# The request:
Your task is to output the entries below word for word.

##### Records to use

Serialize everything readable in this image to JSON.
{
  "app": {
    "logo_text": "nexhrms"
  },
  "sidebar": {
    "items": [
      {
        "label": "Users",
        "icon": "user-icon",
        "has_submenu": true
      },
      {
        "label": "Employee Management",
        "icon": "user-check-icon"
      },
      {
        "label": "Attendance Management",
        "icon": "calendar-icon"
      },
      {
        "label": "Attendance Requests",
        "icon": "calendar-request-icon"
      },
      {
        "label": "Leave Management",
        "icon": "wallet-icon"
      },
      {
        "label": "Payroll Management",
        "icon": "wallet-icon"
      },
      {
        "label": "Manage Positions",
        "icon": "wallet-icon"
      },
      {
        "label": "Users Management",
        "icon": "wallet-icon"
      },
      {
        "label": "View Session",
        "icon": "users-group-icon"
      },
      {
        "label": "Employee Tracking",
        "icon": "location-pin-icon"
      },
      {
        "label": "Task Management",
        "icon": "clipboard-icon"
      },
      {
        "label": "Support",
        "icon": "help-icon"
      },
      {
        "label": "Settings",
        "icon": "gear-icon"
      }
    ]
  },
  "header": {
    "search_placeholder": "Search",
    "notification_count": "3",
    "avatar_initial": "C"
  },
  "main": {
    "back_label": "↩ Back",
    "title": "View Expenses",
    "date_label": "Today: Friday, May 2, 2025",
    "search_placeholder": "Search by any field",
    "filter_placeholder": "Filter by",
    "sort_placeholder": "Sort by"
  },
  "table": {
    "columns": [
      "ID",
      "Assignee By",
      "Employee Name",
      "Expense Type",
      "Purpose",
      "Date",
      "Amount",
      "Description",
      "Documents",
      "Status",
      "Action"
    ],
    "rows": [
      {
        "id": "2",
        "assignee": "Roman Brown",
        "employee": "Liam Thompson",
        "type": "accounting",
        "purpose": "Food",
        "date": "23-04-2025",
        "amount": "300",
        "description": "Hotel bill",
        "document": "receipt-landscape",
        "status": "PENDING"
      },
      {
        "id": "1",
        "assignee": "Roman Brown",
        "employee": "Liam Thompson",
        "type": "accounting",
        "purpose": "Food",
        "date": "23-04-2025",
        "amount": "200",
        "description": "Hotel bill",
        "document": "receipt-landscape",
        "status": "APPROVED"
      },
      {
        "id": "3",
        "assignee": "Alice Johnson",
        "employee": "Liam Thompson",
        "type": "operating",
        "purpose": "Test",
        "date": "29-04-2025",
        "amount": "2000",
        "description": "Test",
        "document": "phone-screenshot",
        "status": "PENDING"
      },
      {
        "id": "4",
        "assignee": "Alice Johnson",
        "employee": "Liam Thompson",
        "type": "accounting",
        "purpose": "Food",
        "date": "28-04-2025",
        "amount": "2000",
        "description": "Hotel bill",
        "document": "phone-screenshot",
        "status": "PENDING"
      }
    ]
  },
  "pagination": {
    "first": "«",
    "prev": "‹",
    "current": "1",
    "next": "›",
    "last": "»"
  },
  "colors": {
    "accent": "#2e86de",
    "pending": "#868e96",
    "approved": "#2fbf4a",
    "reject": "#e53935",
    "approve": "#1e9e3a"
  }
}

##########

# The result:
Serialize everything readable in this image to JSON.
{
  "app": {
    "logo_text": "nexhrms"
  },
  "sidebar": {
    "items": [
      {
        "label": "Users",
        "icon": "user-icon",
        "has_submenu": true
      },
      {
        "label": "Employee Management",
        "icon": "user-check-icon"
      },
      {
        "label": "Attendance Management",
        "icon": "calendar-icon"
      },
      {
        "label": "Attendance Requests",
        "icon": "calendar-request-icon"
      },
      {
        "label": "Leave Management",
        "icon": "wallet-icon"
      },
      {
        "label": "Payroll Management",
        "icon": "wallet-icon"
      },
      {
        "label": "Manage Positions",
        "icon": "wallet-icon"
      },
      {
        "label": "Users Management",
        "icon": "wallet-icon"
      },
      {
        "label": "View Session",
        "icon": "users-group-icon"
      },
      {
        "label": "Employee Tracking",
        "icon": "location-pin-icon"
      },
      {
        "label": "Task Management",
        "icon": "clipboard-icon"
      },
      {
        "label": "Support",
        "icon": "help-icon"
      },
      {
        "label": "Settings",
        "icon": "gear-icon"
      }
    ]
  },
  "header": {
    "search_placeholder": "Search",
    "notification_count": "3",
    "avatar_initial": "C"
  },
  "main": {
    "back_label": "↩ Back",
    "title": "View Expenses",
    "date_label": "Today: Friday, May 2, 2025",
    "search_placeholder": "Search by any field",
    "filter_placeholder": "Filter by",
    "sort_placeholder": "Sort by"
  },
  "table": {
    "columns": [
      "ID",
      "Assignee By",
      "Employee Name",
      "Expense Type",
      "Purpose",
      "Date",
      "Amount",
      "Description",
      "Documents",
      "Status",
      "Action"
    ],
    "rows": [
      {
        "id": "2",
        "assignee": "Roman Brown",
        "employee": "Liam Thompson",
        "type": "accounting",
        "purpose": "Food",
        "date": "23-04-2025",
        "amount": "300",
        "description": "Hotel bill",
        "document": "receipt-landscape",
        "status": "PENDING"
      },
      {
        "id": "1",
        "assignee": "Roman Brown",
        "employee": "Liam Thompson",
        "type": "accounting",
        "purpose": "Food",
        "date": "23-04-2025",
        "amount": "200",
        "description": "Hotel bill",
        "document": "receipt-landscape",
        "status": "APPROVED"
      },
      {
        "id": "3",
        "assignee": "Alice Johnson",
        "employee": "Liam Thompson",
        "type": "operating",
        "purpose": "Test",
        "date": "29-04-2025",
        "amount": "2000",
        "description": "Test",
        "document": "phone-screenshot",
        "status": "PENDING"
      },
      {
        "id": "4",
        "assignee": "Alice Johnson",
        "employee": "Liam Thompson",
        "type": "accounting",
        "purpose": "Food",
        "date": "28-04-2025",
        "amount": "2000",
        "description": "Hotel bill",
        "document": "phone-screenshot",
        "status": "PENDING"
      }
    ]
  },
  "pagination": {
    "first": "«",
    "prev": "‹",
    "current": "1",
    "next": "›",
    "last": "»"
  },
  "colors": {
    "accent": "#2e86de",
    "pending": "#868e96",
    "approved": "#2fbf4a",
    "reject": "#e53935",
    "approve": "#1e9e3a"
  }
}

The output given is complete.